Records contained in a dataset

※

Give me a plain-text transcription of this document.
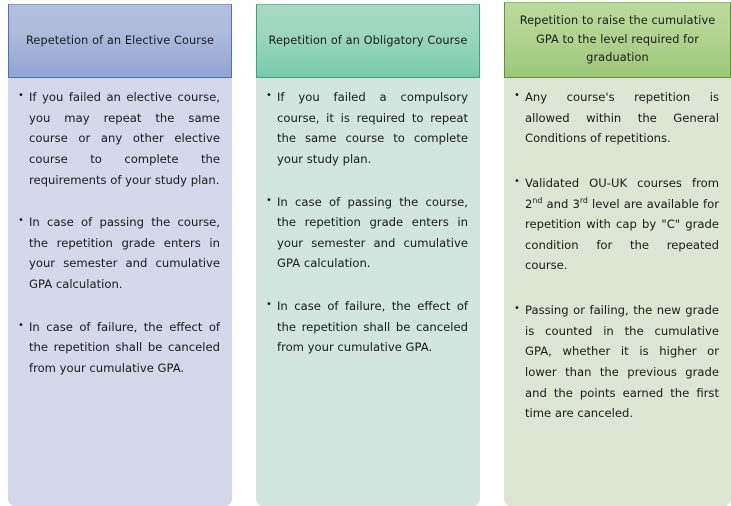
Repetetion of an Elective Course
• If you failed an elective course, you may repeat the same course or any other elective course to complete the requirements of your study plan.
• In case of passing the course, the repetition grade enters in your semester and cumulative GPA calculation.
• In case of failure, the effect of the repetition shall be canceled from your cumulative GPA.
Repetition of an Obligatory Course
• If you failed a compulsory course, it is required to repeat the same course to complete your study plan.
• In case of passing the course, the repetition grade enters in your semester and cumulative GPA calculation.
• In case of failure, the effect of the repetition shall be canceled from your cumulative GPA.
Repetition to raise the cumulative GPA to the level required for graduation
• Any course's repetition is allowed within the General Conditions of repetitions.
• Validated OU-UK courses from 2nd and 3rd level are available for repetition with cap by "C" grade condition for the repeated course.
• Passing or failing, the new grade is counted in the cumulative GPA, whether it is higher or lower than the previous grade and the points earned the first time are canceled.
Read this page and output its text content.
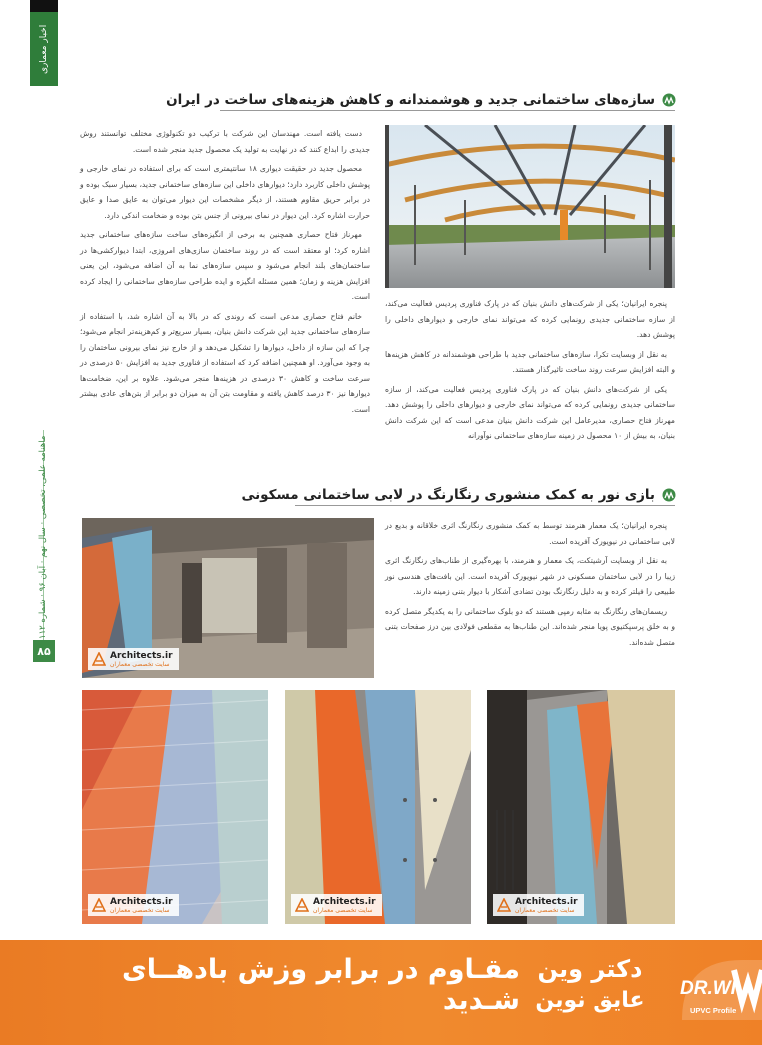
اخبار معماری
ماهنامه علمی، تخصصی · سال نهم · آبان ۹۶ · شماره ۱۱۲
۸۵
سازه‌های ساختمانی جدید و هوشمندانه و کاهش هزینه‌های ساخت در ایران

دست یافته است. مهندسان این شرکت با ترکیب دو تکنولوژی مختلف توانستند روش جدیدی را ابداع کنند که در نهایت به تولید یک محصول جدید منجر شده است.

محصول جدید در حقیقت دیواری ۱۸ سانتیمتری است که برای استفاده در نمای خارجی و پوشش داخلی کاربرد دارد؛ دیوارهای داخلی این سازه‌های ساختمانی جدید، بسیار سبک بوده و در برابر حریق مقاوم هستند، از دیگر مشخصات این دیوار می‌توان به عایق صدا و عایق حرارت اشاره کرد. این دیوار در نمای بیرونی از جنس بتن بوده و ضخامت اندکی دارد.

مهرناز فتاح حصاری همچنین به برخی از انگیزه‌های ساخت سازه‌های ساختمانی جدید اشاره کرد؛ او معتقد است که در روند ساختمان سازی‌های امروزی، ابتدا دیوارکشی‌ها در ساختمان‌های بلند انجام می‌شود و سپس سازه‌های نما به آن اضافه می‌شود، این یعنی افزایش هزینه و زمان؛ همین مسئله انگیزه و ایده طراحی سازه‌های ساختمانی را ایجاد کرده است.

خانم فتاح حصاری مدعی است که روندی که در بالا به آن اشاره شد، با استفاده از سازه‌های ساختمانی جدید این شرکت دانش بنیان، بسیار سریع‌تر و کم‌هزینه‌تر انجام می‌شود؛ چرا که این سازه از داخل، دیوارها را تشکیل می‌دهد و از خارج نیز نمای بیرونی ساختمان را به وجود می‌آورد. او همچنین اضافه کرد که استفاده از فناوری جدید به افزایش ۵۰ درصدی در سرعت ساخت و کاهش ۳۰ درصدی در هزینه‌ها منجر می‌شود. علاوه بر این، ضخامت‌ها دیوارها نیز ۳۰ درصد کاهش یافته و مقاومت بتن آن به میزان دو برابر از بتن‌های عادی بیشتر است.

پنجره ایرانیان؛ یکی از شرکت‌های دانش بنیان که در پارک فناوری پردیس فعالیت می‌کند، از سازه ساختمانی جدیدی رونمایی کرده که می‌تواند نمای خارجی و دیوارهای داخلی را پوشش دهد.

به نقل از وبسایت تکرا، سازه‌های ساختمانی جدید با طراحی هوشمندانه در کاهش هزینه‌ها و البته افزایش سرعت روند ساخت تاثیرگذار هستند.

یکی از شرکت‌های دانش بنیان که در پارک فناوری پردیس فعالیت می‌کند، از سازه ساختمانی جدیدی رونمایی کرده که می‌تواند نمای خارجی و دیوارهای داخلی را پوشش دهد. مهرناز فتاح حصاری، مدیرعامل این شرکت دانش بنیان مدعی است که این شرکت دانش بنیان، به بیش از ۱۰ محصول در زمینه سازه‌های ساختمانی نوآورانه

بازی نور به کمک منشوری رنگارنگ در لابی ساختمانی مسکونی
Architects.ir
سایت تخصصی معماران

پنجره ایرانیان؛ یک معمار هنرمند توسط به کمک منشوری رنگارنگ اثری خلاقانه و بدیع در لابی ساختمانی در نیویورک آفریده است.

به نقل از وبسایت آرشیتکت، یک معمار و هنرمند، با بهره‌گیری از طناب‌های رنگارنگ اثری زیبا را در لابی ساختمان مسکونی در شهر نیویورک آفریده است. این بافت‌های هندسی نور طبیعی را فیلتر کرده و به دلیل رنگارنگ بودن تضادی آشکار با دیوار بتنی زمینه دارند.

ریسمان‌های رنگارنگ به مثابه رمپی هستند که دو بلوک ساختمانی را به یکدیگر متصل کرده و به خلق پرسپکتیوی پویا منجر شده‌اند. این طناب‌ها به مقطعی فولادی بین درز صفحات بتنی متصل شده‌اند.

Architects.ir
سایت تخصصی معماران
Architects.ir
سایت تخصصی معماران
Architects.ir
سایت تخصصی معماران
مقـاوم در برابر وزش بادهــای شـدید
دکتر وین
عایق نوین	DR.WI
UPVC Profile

※

Given problem: Every record above must be given again exactly; drop the pictures.

Problem solution:
Give me a plain-text transcription of this document.
Repetetion of an Elective Course
• If you failed an elective course, you may repeat the same course or any other elective course to complete the requirements of your study plan.
• In case of passing the course, the repetition grade enters in your semester and cumulative GPA calculation.
• In case of failure, the effect of the repetition shall be canceled from your cumulative GPA.
Repetition of an Obligatory Course
• If you failed a compulsory course, it is required to repeat the same course to complete your study plan.
• In case of passing the course, the repetition grade enters in your semester and cumulative GPA calculation.
• In case of failure, the effect of the repetition shall be canceled from your cumulative GPA.
Repetition to raise the cumulative GPA to the level required for graduation
• Any course's repetition is allowed within the General Conditions of repetitions.
• Validated OU-UK courses from 2nd and 3rd level are available for repetition with cap by "C" grade condition for the repeated course.
• Passing or failing, the new grade is counted in the cumulative GPA, whether it is higher or lower than the previous grade and the points earned the first time are canceled.
Read this page and output its text content.
اخبار معماری
ماهنامه علمی، تخصصی · سال نهم · آبان ۹۶ · شماره ۱۱۲
۸۵
سازه‌های ساختمانی جدید و هوشمندانه و کاهش هزینه‌های ساخت در ایران

دست یافته است. مهندسان این شرکت با ترکیب دو تکنولوژی مختلف توانستند روش جدیدی را ابداع کنند که در نهایت به تولید یک محصول جدید منجر شده است.

محصول جدید در حقیقت دیواری ۱۸ سانتیمتری است که برای استفاده در نمای خارجی و پوشش داخلی کاربرد دارد؛ دیوارهای داخلی این سازه‌های ساختمانی جدید، بسیار سبک بوده و در برابر حریق مقاوم هستند، از دیگر مشخصات این دیوار می‌توان به عایق صدا و عایق حرارت اشاره کرد. این دیوار در نمای بیرونی از جنس بتن بوده و ضخامت اندکی دارد.

مهرناز فتاح حصاری همچنین به برخی از انگیزه‌های ساخت سازه‌های ساختمانی جدید اشاره کرد؛ او معتقد است که در روند ساختمان سازی‌های امروزی، ابتدا دیوارکشی‌ها در ساختمان‌های بلند انجام می‌شود و سپس سازه‌های نما به آن اضافه می‌شود، این یعنی افزایش هزینه و زمان؛ همین مسئله انگیزه و ایده طراحی سازه‌های ساختمانی را ایجاد کرده است.

خانم فتاح حصاری مدعی است که روندی که در بالا به آن اشاره شد، با استفاده از سازه‌های ساختمانی جدید این شرکت دانش بنیان، بسیار سریع‌تر و کم‌هزینه‌تر انجام می‌شود؛ چرا که این سازه از داخل، دیوارها را تشکیل می‌دهد و از خارج نیز نمای بیرونی ساختمان را به وجود می‌آورد. او همچنین اضافه کرد که استفاده از فناوری جدید به افزایش ۵۰ درصدی در سرعت ساخت و کاهش ۳۰ درصدی در هزینه‌ها منجر می‌شود. علاوه بر این، ضخامت‌ها دیوارها نیز ۳۰ درصد کاهش یافته و مقاومت بتن آن به میزان دو برابر از بتن‌های عادی بیشتر است.

پنجره ایرانیان؛ یکی از شرکت‌های دانش بنیان که در پارک فناوری پردیس فعالیت می‌کند، از سازه ساختمانی جدیدی رونمایی کرده که می‌تواند نمای خارجی و دیوارهای داخلی را پوشش دهد.

به نقل از وبسایت تکرا، سازه‌های ساختمانی جدید با طراحی هوشمندانه در کاهش هزینه‌ها و البته افزایش سرعت روند ساخت تاثیرگذار هستند.

یکی از شرکت‌های دانش بنیان که در پارک فناوری پردیس فعالیت می‌کند، از سازه ساختمانی جدیدی رونمایی کرده که می‌تواند نمای خارجی و دیوارهای داخلی را پوشش دهد. مهرناز فتاح حصاری، مدیرعامل این شرکت دانش بنیان مدعی است که این شرکت دانش بنیان، به بیش از ۱۰ محصول در زمینه سازه‌های ساختمانی نوآورانه

بازی نور به کمک منشوری رنگارنگ در لابی ساختمانی مسکونی
Architects.ir
سایت تخصصی معماران

پنجره ایرانیان؛ یک معمار هنرمند توسط به کمک منشوری رنگارنگ اثری خلاقانه و بدیع در لابی ساختمانی در نیویورک آفریده است.

به نقل از وبسایت آرشیتکت، یک معمار و هنرمند، با بهره‌گیری از طناب‌های رنگارنگ اثری زیبا را در لابی ساختمان مسکونی در شهر نیویورک آفریده است. این بافت‌های هندسی نور طبیعی را فیلتر کرده و به دلیل رنگارنگ بودن تضادی آشکار با دیوار بتنی زمینه دارند.

ریسمان‌های رنگارنگ به مثابه رمپی هستند که دو بلوک ساختمانی را به یکدیگر متصل کرده و به خلق پرسپکتیوی پویا منجر شده‌اند. این طناب‌ها به مقطعی فولادی بین درز صفحات بتنی متصل شده‌اند.

Architects.ir
سایت تخصصی معماران
Architects.ir
سایت تخصصی معماران
Architects.ir
سایت تخصصی معماران
مقـاوم در برابر وزش بادهــای شـدید
دکتر وین
عایق نوین	DR.WI
UPVC Profile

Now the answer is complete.